What the exercise asks — Print out each entry below exactly, please.

A run of records
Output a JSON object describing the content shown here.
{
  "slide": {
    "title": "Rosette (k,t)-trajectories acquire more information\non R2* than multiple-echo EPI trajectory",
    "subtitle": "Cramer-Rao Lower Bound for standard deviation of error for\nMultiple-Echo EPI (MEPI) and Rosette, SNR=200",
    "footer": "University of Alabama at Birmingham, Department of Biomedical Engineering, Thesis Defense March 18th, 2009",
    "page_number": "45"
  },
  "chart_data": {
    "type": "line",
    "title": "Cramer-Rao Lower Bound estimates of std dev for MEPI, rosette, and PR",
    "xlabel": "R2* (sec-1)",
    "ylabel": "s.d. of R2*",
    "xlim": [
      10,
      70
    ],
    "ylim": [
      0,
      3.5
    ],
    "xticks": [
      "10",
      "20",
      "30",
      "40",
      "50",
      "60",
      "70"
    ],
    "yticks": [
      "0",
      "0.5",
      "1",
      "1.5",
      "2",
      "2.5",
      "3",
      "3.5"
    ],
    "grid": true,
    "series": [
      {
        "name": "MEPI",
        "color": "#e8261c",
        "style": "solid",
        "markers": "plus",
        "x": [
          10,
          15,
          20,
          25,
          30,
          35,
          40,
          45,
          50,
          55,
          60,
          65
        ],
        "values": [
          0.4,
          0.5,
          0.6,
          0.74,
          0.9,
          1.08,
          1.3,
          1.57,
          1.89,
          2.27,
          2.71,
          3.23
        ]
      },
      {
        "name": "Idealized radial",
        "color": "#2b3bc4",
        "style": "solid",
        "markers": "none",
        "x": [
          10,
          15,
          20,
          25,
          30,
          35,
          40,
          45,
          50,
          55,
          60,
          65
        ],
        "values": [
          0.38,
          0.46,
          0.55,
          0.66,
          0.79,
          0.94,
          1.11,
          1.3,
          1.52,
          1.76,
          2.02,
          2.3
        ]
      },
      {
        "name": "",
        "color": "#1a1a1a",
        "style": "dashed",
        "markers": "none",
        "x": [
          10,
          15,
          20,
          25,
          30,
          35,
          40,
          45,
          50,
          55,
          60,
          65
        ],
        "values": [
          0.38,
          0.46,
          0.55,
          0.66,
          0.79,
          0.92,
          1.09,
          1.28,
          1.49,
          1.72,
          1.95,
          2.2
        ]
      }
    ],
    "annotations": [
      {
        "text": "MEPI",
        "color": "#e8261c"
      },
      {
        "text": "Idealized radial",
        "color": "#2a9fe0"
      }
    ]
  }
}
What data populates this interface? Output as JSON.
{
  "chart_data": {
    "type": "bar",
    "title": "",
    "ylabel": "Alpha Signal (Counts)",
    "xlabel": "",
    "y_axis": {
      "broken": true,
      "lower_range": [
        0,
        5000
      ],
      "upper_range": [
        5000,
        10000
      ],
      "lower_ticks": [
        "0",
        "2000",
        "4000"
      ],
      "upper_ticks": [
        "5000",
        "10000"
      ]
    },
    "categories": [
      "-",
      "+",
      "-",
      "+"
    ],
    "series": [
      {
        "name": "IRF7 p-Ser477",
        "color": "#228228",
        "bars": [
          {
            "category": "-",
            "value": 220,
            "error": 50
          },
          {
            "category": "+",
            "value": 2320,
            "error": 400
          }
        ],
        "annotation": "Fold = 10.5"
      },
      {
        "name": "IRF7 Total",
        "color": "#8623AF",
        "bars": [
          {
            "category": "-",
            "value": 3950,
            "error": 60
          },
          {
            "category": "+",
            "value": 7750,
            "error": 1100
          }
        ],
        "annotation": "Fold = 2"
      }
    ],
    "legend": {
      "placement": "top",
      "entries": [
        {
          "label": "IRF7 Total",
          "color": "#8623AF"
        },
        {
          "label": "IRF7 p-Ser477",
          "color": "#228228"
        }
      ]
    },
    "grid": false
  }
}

Exercise result —
Output a JSON object describing the content shown here.
{
  "slide": {
    "title": "Rosette (k,t)-trajectories acquire more information\non R2* than multiple-echo EPI trajectory",
    "subtitle": "Cramer-Rao Lower Bound for standard deviation of error for\nMultiple-Echo EPI (MEPI) and Rosette, SNR=200",
    "footer": "University of Alabama at Birmingham, Department of Biomedical Engineering, Thesis Defense March 18th, 2009",
    "page_number": "45"
  },
  "chart_data": {
    "type": "line",
    "title": "Cramer-Rao Lower Bound estimates of std dev for MEPI, rosette, and PR",
    "xlabel": "R2* (sec-1)",
    "ylabel": "s.d. of R2*",
    "xlim": [
      10,
      70
    ],
    "ylim": [
      0,
      3.5
    ],
    "xticks": [
      "10",
      "20",
      "30",
      "40",
      "50",
      "60",
      "70"
    ],
    "yticks": [
      "0",
      "0.5",
      "1",
      "1.5",
      "2",
      "2.5",
      "3",
      "3.5"
    ],
    "grid": true,
    "series": [
      {
        "name": "MEPI",
        "color": "#e8261c",
        "style": "solid",
        "markers": "plus",
        "x": [
          10,
          15,
          20,
          25,
          30,
          35,
          40,
          45,
          50,
          55,
          60,
          65
        ],
        "values": [
          0.4,
          0.5,
          0.6,
          0.74,
          0.9,
          1.08,
          1.3,
          1.57,
          1.89,
          2.27,
          2.71,
          3.23
        ]
      },
      {
        "name": "Idealized radial",
        "color": "#2b3bc4",
        "style": "solid",
        "markers": "none",
        "x": [
          10,
          15,
          20,
          25,
          30,
          35,
          40,
          45,
          50,
          55,
          60,
          65
        ],
        "values": [
          0.38,
          0.46,
          0.55,
          0.66,
          0.79,
          0.94,
          1.11,
          1.3,
          1.52,
          1.76,
          2.02,
          2.3
        ]
      },
      {
        "name": "",
        "color": "#1a1a1a",
        "style": "dashed",
        "markers": "none",
        "x": [
          10,
          15,
          20,
          25,
          30,
          35,
          40,
          45,
          50,
          55,
          60,
          65
        ],
        "values": [
          0.38,
          0.46,
          0.55,
          0.66,
          0.79,
          0.92,
          1.09,
          1.28,
          1.49,
          1.72,
          1.95,
          2.2
        ]
      }
    ],
    "annotations": [
      {
        "text": "MEPI",
        "color": "#e8261c"
      },
      {
        "text": "Idealized radial",
        "color": "#2a9fe0"
      }
    ]
  }
}
What data populates this interface? Output as JSON.
{
  "chart_data": {
    "type": "bar",
    "title": "",
    "ylabel": "Alpha Signal (Counts)",
    "xlabel": "",
    "y_axis": {
      "broken": true,
      "lower_range": [
        0,
        5000
      ],
      "upper_range": [
        5000,
        10000
      ],
      "lower_ticks": [
        "0",
        "2000",
        "4000"
      ],
      "upper_ticks": [
        "5000",
        "10000"
      ]
    },
    "categories": [
      "-",
      "+",
      "-",
      "+"
    ],
    "series": [
      {
        "name": "IRF7 p-Ser477",
        "color": "#228228",
        "bars": [
          {
            "category": "-",
            "value": 220,
            "error": 50
          },
          {
            "category": "+",
            "value": 2320,
            "error": 400
          }
        ],
        "annotation": "Fold = 10.5"
      },
      {
        "name": "IRF7 Total",
        "color": "#8623AF",
        "bars": [
          {
            "category": "-",
            "value": 3950,
            "error": 60
          },
          {
            "category": "+",
            "value": 7750,
            "error": 1100
          }
        ],
        "annotation": "Fold = 2"
      }
    ],
    "legend": {
      "placement": "top",
      "entries": [
        {
          "label": "IRF7 Total",
          "color": "#8623AF"
        },
        {
          "label": "IRF7 p-Ser477",
          "color": "#228228"
        }
      ]
    },
    "grid": false
  }
}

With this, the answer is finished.